### Information provided

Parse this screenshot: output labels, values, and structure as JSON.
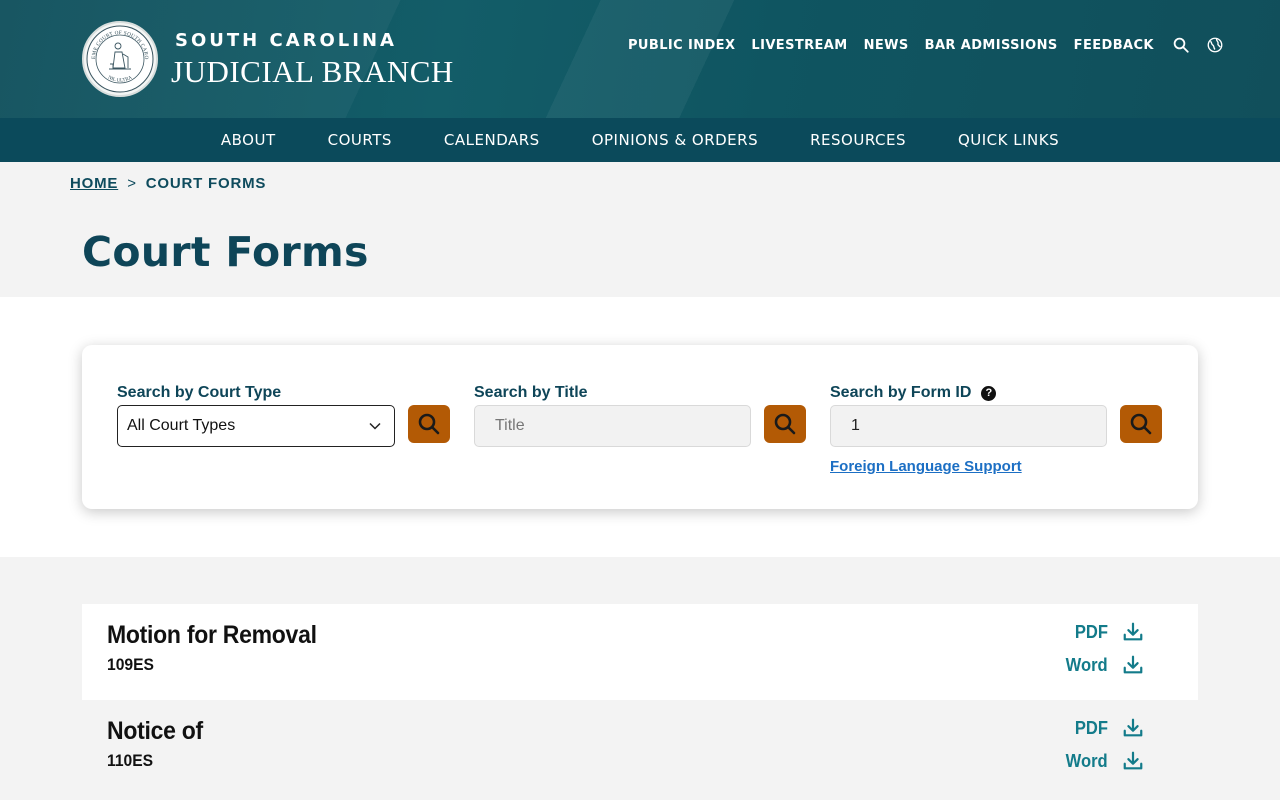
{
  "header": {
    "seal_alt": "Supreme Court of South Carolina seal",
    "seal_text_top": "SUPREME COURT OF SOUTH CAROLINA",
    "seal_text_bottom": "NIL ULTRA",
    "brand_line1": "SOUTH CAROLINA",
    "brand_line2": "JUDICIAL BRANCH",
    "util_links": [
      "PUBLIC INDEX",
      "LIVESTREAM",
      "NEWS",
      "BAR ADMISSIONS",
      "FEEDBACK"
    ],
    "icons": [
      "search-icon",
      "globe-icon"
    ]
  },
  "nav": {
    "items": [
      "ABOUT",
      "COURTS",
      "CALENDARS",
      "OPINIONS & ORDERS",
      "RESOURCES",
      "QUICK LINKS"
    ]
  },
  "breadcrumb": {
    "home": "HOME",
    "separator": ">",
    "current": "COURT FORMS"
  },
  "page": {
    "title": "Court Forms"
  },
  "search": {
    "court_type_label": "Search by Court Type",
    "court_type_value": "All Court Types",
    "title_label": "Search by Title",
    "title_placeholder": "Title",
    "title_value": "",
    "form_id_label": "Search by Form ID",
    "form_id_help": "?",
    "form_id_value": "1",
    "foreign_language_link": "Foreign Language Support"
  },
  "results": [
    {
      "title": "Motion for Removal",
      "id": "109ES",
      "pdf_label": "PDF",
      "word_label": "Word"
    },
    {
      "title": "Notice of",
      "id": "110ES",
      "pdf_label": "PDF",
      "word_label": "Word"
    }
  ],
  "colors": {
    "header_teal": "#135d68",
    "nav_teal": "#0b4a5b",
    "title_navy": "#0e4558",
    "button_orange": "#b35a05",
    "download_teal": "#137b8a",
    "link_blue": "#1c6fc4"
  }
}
...
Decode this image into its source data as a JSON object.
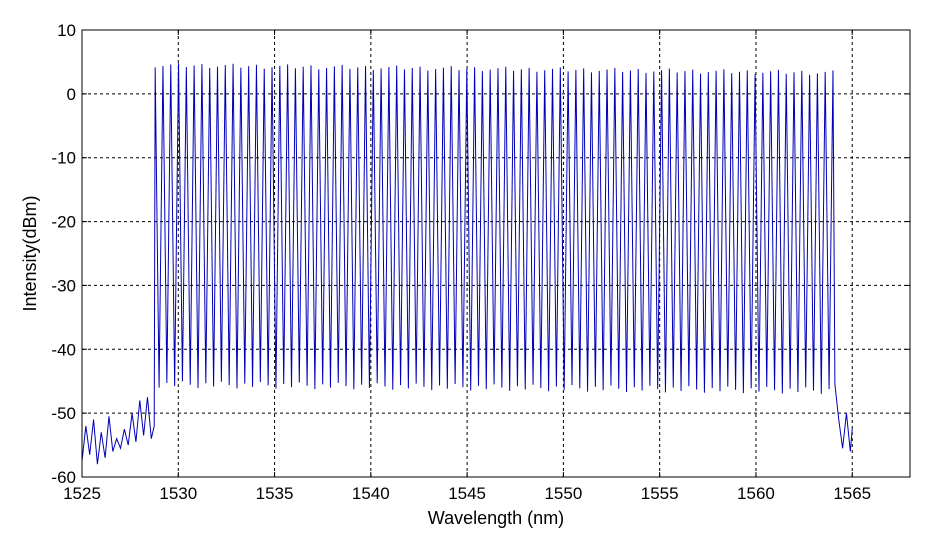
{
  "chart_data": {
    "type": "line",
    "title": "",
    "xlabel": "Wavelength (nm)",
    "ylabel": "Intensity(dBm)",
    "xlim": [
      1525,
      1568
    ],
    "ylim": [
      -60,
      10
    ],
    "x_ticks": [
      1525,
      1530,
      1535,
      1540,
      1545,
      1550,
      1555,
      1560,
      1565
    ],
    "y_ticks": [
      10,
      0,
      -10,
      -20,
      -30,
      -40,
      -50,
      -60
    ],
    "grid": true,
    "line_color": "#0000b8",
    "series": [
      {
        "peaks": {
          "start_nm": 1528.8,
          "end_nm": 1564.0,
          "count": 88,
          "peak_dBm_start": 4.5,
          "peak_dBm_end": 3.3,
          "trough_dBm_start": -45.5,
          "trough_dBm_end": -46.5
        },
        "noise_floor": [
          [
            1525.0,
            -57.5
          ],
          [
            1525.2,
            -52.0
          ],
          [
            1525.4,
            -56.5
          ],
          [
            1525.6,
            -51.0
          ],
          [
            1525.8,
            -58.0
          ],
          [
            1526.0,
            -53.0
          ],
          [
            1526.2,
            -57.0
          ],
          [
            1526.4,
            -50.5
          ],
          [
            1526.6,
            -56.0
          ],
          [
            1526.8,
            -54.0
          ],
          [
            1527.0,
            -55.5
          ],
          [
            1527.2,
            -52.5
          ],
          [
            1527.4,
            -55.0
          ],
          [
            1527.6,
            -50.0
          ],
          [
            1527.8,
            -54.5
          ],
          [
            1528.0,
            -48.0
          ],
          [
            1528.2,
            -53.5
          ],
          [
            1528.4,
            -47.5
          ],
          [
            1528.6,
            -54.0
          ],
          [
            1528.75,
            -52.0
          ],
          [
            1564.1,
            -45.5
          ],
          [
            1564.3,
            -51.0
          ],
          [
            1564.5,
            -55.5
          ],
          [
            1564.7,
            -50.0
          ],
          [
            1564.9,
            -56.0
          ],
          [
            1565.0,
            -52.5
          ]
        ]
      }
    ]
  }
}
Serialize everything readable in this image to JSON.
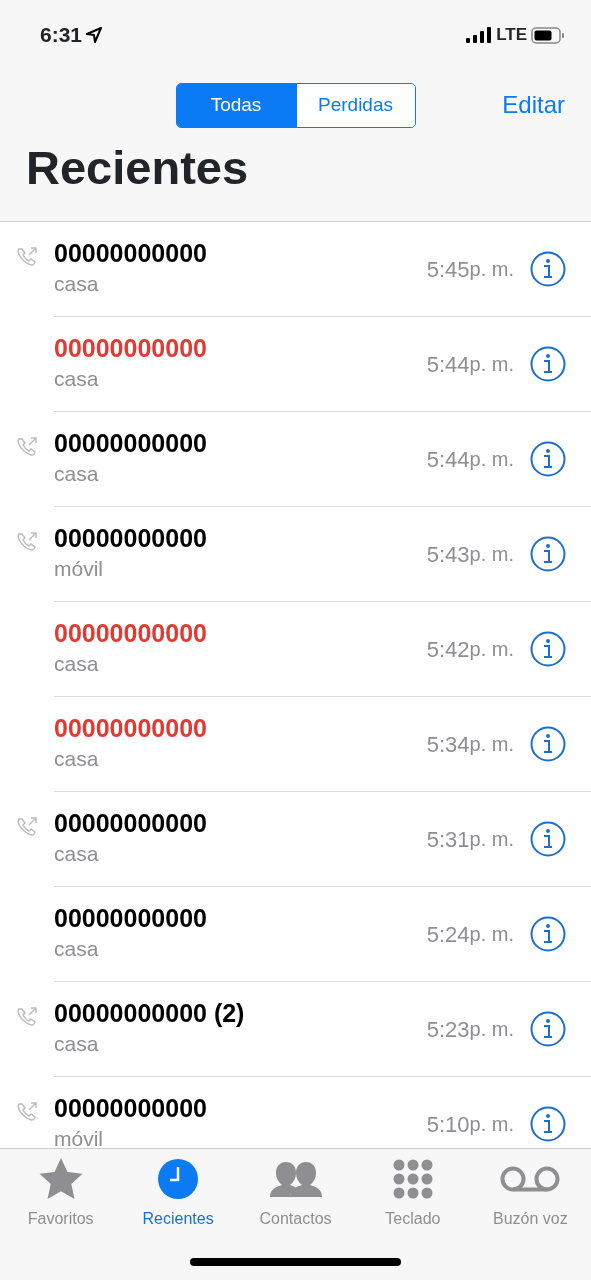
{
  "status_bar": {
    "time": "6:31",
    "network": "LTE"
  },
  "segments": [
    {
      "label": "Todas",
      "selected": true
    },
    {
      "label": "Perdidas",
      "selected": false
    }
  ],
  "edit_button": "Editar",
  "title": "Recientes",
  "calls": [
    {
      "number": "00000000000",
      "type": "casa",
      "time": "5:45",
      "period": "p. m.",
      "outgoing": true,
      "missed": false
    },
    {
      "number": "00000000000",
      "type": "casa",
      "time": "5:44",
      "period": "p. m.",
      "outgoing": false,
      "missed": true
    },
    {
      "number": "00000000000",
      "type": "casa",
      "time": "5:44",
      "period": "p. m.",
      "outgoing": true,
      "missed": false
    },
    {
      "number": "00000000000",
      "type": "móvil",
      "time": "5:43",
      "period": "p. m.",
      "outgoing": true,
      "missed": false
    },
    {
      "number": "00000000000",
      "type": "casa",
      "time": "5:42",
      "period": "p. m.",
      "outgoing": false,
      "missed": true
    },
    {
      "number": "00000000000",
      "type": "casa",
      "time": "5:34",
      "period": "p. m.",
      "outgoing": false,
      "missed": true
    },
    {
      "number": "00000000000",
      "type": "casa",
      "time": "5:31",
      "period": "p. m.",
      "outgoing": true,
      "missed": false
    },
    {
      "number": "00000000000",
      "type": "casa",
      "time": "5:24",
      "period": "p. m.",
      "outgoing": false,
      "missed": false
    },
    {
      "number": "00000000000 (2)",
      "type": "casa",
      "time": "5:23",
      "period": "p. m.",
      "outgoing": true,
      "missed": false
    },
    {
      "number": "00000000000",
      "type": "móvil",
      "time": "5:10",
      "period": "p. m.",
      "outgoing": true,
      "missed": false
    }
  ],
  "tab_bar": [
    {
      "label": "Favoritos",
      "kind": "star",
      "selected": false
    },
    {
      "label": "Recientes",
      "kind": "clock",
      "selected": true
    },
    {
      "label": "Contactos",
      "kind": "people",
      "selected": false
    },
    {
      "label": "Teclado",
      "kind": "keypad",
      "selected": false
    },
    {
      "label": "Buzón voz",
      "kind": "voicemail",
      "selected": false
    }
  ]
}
==
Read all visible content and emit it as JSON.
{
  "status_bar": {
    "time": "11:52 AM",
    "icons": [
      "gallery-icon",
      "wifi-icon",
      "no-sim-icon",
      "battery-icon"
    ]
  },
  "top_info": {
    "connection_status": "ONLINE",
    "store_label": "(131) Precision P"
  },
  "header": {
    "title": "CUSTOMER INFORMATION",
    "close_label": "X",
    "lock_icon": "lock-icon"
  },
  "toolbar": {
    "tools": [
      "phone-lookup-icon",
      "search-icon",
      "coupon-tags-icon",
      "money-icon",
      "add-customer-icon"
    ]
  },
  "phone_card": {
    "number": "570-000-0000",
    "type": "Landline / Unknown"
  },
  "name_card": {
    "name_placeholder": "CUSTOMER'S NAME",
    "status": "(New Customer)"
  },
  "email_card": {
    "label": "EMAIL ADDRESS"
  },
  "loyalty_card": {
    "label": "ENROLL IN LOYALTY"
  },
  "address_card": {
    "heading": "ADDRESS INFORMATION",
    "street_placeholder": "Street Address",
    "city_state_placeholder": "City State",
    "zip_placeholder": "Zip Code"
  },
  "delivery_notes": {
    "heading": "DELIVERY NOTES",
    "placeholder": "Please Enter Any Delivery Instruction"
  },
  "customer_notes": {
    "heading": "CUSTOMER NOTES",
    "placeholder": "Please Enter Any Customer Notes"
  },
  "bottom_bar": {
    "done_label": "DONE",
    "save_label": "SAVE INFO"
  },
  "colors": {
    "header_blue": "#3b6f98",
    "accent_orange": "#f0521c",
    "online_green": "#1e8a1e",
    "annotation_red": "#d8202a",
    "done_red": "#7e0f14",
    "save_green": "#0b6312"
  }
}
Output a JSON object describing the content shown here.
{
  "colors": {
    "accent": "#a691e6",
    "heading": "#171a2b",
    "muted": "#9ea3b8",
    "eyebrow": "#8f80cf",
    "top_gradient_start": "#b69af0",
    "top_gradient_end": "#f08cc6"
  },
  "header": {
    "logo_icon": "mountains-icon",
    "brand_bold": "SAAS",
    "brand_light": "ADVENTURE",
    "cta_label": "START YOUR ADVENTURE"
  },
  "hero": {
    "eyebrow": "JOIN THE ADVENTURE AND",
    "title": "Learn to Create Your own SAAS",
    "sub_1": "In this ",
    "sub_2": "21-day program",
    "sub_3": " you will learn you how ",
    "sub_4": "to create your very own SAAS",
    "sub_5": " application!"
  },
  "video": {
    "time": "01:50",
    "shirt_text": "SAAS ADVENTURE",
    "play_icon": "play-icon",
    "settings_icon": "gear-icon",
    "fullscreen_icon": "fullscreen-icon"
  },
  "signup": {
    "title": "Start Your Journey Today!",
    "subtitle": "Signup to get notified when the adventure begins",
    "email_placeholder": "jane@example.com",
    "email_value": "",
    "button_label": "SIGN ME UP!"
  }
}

### The request
Copy every line of the listing containing the string "Enter".

### The reply
    "placeholder": "Please Enter Any Delivery Instruction"
    "placeholder": "Please Enter Any Customer Notes"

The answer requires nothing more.